> **Input for this task**:

══════════

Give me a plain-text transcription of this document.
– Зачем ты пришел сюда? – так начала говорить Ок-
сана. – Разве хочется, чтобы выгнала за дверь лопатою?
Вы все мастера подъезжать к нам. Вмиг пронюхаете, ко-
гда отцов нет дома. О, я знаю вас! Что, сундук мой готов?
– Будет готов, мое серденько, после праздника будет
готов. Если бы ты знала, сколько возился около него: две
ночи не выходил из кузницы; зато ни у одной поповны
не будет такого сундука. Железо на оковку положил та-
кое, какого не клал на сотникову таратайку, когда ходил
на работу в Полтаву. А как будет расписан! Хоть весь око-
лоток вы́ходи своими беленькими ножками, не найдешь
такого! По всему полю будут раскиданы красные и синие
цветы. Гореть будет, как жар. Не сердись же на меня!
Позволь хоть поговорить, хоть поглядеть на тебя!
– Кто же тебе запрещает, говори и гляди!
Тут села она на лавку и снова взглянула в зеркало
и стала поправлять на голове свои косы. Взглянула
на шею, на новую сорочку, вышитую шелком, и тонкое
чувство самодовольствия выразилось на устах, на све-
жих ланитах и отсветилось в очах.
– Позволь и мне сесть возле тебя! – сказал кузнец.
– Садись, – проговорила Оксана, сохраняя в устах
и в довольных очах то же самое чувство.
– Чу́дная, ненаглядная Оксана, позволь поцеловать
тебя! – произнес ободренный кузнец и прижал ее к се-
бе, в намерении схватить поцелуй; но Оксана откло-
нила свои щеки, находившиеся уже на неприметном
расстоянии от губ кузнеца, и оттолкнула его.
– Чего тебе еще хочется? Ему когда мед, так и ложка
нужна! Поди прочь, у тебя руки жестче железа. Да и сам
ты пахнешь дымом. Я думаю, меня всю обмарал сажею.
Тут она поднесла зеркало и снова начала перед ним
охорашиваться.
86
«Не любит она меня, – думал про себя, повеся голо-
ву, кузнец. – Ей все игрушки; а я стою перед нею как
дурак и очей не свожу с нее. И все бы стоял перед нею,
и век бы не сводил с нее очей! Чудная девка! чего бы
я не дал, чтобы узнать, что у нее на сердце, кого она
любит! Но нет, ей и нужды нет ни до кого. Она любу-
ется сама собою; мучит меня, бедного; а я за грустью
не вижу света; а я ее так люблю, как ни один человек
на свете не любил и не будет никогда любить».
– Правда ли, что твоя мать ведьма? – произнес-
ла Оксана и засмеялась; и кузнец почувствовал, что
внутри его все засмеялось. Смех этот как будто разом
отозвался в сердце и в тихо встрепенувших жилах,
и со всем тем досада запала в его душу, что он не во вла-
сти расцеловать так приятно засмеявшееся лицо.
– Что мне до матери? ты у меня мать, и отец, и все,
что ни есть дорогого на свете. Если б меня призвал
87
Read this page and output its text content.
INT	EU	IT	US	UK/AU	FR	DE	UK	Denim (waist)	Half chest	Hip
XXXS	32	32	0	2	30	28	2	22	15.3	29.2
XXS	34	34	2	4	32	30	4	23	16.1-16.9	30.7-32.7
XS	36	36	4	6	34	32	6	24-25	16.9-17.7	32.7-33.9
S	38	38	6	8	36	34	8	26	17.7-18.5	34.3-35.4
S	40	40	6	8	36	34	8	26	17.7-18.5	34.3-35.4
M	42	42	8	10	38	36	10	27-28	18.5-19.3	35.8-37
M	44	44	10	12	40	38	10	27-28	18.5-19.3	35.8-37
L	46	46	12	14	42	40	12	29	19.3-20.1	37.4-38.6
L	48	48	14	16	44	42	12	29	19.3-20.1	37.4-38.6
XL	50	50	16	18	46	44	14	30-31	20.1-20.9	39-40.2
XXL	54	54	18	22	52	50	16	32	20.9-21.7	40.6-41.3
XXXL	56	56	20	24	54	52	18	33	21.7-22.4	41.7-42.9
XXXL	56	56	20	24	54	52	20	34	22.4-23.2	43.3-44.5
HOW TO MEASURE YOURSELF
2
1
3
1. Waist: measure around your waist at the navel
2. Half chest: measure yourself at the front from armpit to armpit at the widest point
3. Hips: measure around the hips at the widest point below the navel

══════════

> **Task prompt**:
Copy all lines from the data that hold the word "будет".

> **Correct answer**:
– Будет готов, мое серденько, после праздника будет
не будет такого сундука. Железо на оковку положил та-
на работу в Полтаву. А как будет расписан! Хоть весь око-
цветы. Гореть будет, как жар. Не сердись же на меня!
на свете не любил и не будет никогда любить».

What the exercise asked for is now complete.